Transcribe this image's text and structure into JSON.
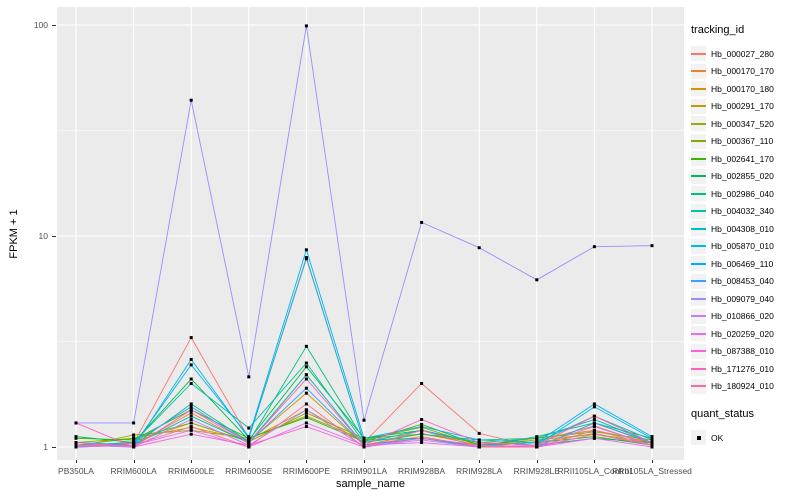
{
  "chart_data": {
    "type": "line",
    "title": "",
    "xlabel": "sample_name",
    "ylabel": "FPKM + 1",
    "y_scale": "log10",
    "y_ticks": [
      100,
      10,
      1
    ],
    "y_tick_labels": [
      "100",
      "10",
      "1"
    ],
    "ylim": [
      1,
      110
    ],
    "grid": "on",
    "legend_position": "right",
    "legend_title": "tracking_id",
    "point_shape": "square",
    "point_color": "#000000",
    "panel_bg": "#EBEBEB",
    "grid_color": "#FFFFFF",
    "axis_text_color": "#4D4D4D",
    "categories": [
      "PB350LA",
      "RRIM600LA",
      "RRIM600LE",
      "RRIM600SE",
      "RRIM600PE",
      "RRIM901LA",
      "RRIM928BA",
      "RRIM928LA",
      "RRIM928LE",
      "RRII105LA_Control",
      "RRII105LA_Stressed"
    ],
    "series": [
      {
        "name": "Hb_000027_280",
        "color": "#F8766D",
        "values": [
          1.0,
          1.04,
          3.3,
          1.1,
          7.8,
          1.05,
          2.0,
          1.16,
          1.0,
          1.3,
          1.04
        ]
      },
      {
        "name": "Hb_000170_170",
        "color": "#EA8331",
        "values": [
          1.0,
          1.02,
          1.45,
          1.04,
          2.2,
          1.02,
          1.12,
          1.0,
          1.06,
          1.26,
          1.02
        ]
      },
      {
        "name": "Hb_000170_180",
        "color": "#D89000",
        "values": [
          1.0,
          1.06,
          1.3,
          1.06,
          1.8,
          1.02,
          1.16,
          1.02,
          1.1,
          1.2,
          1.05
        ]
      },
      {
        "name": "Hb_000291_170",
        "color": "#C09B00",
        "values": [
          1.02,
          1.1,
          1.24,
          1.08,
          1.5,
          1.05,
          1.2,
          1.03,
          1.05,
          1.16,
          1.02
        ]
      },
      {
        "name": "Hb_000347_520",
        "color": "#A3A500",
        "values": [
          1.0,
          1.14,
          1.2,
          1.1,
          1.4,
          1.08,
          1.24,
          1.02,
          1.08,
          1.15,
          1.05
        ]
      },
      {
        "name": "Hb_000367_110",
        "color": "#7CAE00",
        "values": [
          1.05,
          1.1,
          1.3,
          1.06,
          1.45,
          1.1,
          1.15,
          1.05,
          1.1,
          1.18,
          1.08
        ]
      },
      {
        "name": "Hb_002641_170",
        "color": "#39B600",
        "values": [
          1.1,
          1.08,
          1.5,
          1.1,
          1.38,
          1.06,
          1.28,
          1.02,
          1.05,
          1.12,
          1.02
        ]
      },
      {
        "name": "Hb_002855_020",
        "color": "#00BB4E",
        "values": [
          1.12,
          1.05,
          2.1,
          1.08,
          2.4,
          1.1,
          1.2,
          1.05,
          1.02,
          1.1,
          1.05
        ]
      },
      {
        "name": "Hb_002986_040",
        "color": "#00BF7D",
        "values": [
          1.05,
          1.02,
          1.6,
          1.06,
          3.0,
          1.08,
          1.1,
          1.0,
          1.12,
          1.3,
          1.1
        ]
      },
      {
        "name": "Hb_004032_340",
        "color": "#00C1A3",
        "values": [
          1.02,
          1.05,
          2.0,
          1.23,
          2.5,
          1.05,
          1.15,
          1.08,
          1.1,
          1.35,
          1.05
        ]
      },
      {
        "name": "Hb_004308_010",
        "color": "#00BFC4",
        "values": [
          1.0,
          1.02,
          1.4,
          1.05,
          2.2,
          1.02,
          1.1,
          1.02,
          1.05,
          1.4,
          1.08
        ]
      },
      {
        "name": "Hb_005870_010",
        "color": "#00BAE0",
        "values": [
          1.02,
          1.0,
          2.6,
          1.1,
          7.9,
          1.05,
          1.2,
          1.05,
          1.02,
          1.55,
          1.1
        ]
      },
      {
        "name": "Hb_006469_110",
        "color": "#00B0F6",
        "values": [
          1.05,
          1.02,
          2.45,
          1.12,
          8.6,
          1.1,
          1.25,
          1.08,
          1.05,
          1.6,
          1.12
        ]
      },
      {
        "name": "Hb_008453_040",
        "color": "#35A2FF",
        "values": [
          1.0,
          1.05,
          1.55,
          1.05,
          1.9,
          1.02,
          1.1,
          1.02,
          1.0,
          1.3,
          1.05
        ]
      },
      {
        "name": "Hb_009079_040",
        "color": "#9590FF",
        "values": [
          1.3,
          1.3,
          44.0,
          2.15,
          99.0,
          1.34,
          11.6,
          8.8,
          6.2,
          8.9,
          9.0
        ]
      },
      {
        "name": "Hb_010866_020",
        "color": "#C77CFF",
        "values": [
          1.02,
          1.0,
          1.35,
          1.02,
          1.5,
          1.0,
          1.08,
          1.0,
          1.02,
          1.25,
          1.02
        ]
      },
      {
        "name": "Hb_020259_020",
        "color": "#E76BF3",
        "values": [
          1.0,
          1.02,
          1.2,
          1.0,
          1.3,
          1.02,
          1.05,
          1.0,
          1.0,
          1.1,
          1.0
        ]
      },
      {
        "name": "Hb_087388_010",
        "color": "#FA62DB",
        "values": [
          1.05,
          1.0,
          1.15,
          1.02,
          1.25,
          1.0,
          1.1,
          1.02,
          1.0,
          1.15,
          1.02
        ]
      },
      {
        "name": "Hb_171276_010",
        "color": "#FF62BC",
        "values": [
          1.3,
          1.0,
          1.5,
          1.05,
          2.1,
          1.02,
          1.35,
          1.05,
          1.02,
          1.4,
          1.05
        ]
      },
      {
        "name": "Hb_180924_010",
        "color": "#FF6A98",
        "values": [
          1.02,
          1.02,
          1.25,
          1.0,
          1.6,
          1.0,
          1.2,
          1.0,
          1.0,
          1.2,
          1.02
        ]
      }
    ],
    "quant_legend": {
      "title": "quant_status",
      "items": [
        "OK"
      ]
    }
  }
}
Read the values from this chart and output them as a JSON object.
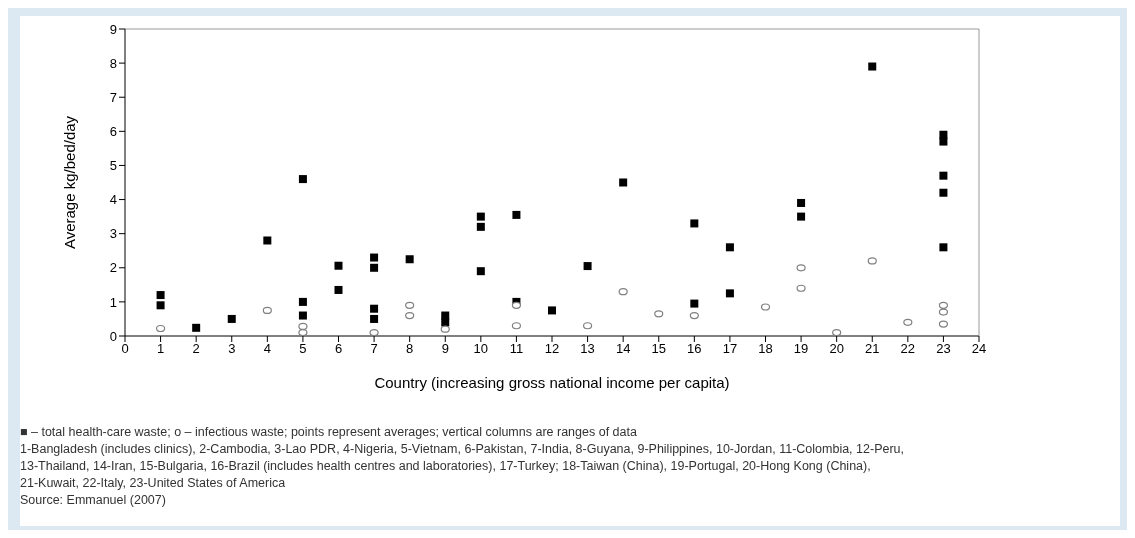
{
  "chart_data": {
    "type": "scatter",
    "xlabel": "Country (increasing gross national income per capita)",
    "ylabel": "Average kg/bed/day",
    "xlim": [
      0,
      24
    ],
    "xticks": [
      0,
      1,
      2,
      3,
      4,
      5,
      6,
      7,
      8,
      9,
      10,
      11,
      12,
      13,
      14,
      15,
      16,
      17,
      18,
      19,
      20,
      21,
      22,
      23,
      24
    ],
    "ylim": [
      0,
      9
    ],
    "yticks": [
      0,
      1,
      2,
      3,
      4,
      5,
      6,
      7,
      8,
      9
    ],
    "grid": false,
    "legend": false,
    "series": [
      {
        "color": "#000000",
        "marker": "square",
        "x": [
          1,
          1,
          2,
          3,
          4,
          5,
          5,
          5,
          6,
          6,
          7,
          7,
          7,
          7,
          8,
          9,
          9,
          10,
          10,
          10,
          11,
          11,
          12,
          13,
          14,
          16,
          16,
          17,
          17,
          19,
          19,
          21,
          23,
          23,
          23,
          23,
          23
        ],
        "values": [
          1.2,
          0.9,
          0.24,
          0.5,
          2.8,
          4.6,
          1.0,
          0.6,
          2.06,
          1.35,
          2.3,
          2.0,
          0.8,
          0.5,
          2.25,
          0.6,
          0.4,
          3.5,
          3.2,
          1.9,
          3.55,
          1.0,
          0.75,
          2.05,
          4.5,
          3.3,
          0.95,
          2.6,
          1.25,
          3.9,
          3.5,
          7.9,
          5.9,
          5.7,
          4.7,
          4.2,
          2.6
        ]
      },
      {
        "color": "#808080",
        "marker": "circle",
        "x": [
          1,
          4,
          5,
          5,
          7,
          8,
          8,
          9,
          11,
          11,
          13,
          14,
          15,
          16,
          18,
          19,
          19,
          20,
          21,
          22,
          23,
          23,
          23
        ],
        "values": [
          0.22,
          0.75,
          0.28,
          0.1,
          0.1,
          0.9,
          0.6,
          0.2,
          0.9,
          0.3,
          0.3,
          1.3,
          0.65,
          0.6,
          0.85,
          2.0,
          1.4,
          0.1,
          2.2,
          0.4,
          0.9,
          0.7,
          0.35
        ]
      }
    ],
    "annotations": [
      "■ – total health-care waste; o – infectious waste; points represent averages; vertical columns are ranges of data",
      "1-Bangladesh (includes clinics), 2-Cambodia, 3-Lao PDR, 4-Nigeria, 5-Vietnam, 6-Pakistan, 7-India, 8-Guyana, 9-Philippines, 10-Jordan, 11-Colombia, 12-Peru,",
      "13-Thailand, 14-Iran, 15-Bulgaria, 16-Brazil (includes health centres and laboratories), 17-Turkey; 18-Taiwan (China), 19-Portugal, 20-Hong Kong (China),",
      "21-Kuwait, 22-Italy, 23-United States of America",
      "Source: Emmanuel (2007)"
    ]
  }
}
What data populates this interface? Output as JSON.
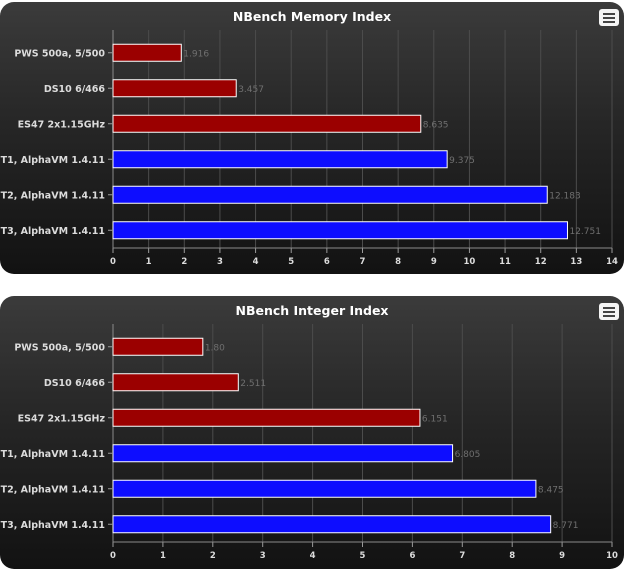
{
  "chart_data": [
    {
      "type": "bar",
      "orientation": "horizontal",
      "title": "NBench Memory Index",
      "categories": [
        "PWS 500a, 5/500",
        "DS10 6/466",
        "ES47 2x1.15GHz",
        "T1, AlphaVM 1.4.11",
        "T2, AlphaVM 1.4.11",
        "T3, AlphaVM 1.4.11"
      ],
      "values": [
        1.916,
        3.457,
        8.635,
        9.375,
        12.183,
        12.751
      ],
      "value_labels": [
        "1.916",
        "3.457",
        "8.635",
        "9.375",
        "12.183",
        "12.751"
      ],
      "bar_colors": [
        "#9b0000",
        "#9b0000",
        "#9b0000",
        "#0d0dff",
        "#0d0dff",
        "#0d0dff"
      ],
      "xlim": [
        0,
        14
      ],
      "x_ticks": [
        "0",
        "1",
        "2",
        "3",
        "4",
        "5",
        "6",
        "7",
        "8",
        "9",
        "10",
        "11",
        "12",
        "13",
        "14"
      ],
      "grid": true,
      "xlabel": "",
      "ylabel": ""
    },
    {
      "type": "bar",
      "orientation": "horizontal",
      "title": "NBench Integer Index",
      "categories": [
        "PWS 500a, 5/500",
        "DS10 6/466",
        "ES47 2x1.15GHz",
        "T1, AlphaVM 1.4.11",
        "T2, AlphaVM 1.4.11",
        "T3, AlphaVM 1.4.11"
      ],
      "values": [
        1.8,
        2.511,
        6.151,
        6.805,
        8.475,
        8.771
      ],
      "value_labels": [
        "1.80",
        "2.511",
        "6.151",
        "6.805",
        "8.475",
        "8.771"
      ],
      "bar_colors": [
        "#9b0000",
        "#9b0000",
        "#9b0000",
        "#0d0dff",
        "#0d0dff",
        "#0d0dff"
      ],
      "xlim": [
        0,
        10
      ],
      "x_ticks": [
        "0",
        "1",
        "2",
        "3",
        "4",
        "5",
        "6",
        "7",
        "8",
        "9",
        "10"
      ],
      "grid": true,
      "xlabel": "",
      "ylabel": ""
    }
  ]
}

- _What the exercise asks_:
Show each line holding the word "JSON".

- _Written response_:
Transcribe this image's text and structure into JSON.
Read the values from this chart and output them as a JSON object.
What data populates this interface? Output as JSON.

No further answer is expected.